Task to carry out
Set down the material below in full, matching it exactly.

Data in this exercise
──────────────────────────────

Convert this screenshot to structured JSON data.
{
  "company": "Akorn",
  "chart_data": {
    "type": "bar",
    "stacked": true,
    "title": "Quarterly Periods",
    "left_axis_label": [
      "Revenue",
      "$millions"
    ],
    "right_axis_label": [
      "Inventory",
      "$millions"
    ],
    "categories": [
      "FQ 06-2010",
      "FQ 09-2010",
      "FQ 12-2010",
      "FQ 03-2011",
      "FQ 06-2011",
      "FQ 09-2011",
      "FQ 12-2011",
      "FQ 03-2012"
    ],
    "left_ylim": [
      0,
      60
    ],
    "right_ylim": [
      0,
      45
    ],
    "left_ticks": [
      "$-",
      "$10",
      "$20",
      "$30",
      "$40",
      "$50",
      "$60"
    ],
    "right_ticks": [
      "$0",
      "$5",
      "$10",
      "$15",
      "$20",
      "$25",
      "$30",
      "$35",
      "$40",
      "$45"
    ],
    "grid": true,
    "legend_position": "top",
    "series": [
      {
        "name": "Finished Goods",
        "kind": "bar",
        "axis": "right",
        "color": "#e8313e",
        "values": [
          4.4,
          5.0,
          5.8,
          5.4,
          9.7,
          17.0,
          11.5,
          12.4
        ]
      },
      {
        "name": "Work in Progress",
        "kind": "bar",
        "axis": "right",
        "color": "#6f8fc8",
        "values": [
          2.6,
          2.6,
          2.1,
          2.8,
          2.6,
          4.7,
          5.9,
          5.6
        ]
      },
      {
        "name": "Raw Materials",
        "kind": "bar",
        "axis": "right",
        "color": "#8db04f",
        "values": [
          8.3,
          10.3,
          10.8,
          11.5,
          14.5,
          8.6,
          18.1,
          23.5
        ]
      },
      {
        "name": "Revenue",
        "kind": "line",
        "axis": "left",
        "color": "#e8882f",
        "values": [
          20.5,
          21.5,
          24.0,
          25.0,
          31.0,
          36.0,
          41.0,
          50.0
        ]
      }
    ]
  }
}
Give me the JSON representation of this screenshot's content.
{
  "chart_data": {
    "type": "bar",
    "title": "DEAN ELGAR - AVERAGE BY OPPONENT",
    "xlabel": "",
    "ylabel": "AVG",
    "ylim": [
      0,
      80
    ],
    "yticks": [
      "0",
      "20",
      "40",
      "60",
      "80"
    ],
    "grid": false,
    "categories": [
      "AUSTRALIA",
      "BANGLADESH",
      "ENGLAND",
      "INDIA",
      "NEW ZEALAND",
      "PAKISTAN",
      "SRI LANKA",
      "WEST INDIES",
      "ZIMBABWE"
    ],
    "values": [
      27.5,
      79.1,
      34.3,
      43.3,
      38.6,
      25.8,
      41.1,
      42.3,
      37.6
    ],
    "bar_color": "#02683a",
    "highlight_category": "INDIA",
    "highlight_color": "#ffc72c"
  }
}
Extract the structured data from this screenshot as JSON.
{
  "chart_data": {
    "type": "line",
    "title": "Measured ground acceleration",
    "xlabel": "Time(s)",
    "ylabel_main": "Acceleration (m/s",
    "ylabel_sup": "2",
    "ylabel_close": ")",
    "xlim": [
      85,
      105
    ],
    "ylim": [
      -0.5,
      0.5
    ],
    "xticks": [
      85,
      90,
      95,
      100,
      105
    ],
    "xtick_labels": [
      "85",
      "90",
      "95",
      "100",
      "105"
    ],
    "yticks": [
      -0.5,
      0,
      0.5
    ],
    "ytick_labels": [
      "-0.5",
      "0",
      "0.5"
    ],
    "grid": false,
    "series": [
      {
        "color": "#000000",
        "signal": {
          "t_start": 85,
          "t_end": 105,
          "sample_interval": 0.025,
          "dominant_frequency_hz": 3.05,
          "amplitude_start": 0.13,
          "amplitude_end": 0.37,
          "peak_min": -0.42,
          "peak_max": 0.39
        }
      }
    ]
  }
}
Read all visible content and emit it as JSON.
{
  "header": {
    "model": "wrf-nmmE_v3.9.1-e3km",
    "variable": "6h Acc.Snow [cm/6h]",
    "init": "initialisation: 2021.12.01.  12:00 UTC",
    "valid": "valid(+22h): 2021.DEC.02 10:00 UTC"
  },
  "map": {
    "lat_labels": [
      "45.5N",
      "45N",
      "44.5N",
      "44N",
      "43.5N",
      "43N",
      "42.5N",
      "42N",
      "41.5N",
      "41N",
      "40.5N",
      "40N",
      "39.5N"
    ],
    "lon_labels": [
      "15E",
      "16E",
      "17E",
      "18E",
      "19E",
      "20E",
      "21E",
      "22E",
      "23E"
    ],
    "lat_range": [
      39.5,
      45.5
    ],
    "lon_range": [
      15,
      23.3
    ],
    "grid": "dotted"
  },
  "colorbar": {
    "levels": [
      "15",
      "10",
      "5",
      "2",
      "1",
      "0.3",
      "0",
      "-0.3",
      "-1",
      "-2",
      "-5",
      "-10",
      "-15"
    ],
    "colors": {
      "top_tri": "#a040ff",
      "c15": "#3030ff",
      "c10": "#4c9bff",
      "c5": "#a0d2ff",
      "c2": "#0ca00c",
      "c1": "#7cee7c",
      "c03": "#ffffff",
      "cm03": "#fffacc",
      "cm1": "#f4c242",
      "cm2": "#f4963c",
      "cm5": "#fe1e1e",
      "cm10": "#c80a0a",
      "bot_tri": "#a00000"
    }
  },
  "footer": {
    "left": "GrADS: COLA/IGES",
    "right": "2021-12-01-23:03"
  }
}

──────────────────────────────

The result
Convert this screenshot to structured JSON data.
{
  "company": "Akorn",
  "chart_data": {
    "type": "bar",
    "stacked": true,
    "title": "Quarterly Periods",
    "left_axis_label": [
      "Revenue",
      "$millions"
    ],
    "right_axis_label": [
      "Inventory",
      "$millions"
    ],
    "categories": [
      "FQ 06-2010",
      "FQ 09-2010",
      "FQ 12-2010",
      "FQ 03-2011",
      "FQ 06-2011",
      "FQ 09-2011",
      "FQ 12-2011",
      "FQ 03-2012"
    ],
    "left_ylim": [
      0,
      60
    ],
    "right_ylim": [
      0,
      45
    ],
    "left_ticks": [
      "$-",
      "$10",
      "$20",
      "$30",
      "$40",
      "$50",
      "$60"
    ],
    "right_ticks": [
      "$0",
      "$5",
      "$10",
      "$15",
      "$20",
      "$25",
      "$30",
      "$35",
      "$40",
      "$45"
    ],
    "grid": true,
    "legend_position": "top",
    "series": [
      {
        "name": "Finished Goods",
        "kind": "bar",
        "axis": "right",
        "color": "#e8313e",
        "values": [
          4.4,
          5.0,
          5.8,
          5.4,
          9.7,
          17.0,
          11.5,
          12.4
        ]
      },
      {
        "name": "Work in Progress",
        "kind": "bar",
        "axis": "right",
        "color": "#6f8fc8",
        "values": [
          2.6,
          2.6,
          2.1,
          2.8,
          2.6,
          4.7,
          5.9,
          5.6
        ]
      },
      {
        "name": "Raw Materials",
        "kind": "bar",
        "axis": "right",
        "color": "#8db04f",
        "values": [
          8.3,
          10.3,
          10.8,
          11.5,
          14.5,
          8.6,
          18.1,
          23.5
        ]
      },
      {
        "name": "Revenue",
        "kind": "line",
        "axis": "left",
        "color": "#e8882f",
        "values": [
          20.5,
          21.5,
          24.0,
          25.0,
          31.0,
          36.0,
          41.0,
          50.0
        ]
      }
    ]
  }
}
Give me the JSON representation of this screenshot's content.
{
  "chart_data": {
    "type": "bar",
    "title": "DEAN ELGAR - AVERAGE BY OPPONENT",
    "xlabel": "",
    "ylabel": "AVG",
    "ylim": [
      0,
      80
    ],
    "yticks": [
      "0",
      "20",
      "40",
      "60",
      "80"
    ],
    "grid": false,
    "categories": [
      "AUSTRALIA",
      "BANGLADESH",
      "ENGLAND",
      "INDIA",
      "NEW ZEALAND",
      "PAKISTAN",
      "SRI LANKA",
      "WEST INDIES",
      "ZIMBABWE"
    ],
    "values": [
      27.5,
      79.1,
      34.3,
      43.3,
      38.6,
      25.8,
      41.1,
      42.3,
      37.6
    ],
    "bar_color": "#02683a",
    "highlight_category": "INDIA",
    "highlight_color": "#ffc72c"
  }
}
Extract the structured data from this screenshot as JSON.
{
  "chart_data": {
    "type": "line",
    "title": "Measured ground acceleration",
    "xlabel": "Time(s)",
    "ylabel_main": "Acceleration (m/s",
    "ylabel_sup": "2",
    "ylabel_close": ")",
    "xlim": [
      85,
      105
    ],
    "ylim": [
      -0.5,
      0.5
    ],
    "xticks": [
      85,
      90,
      95,
      100,
      105
    ],
    "xtick_labels": [
      "85",
      "90",
      "95",
      "100",
      "105"
    ],
    "yticks": [
      -0.5,
      0,
      0.5
    ],
    "ytick_labels": [
      "-0.5",
      "0",
      "0.5"
    ],
    "grid": false,
    "series": [
      {
        "color": "#000000",
        "signal": {
          "t_start": 85,
          "t_end": 105,
          "sample_interval": 0.025,
          "dominant_frequency_hz": 3.05,
          "amplitude_start": 0.13,
          "amplitude_end": 0.37,
          "peak_min": -0.42,
          "peak_max": 0.39
        }
      }
    ]
  }
}
Read all visible content and emit it as JSON.
{
  "header": {
    "model": "wrf-nmmE_v3.9.1-e3km",
    "variable": "6h Acc.Snow [cm/6h]",
    "init": "initialisation: 2021.12.01.  12:00 UTC",
    "valid": "valid(+22h): 2021.DEC.02 10:00 UTC"
  },
  "map": {
    "lat_labels": [
      "45.5N",
      "45N",
      "44.5N",
      "44N",
      "43.5N",
      "43N",
      "42.5N",
      "42N",
      "41.5N",
      "41N",
      "40.5N",
      "40N",
      "39.5N"
    ],
    "lon_labels": [
      "15E",
      "16E",
      "17E",
      "18E",
      "19E",
      "20E",
      "21E",
      "22E",
      "23E"
    ],
    "lat_range": [
      39.5,
      45.5
    ],
    "lon_range": [
      15,
      23.3
    ],
    "grid": "dotted"
  },
  "colorbar": {
    "levels": [
      "15",
      "10",
      "5",
      "2",
      "1",
      "0.3",
      "0",
      "-0.3",
      "-1",
      "-2",
      "-5",
      "-10",
      "-15"
    ],
    "colors": {
      "top_tri": "#a040ff",
      "c15": "#3030ff",
      "c10": "#4c9bff",
      "c5": "#a0d2ff",
      "c2": "#0ca00c",
      "c1": "#7cee7c",
      "c03": "#ffffff",
      "cm03": "#fffacc",
      "cm1": "#f4c242",
      "cm2": "#f4963c",
      "cm5": "#fe1e1e",
      "cm10": "#c80a0a",
      "bot_tri": "#a00000"
    }
  },
  "footer": {
    "left": "GrADS: COLA/IGES",
    "right": "2021-12-01-23:03"
  }
}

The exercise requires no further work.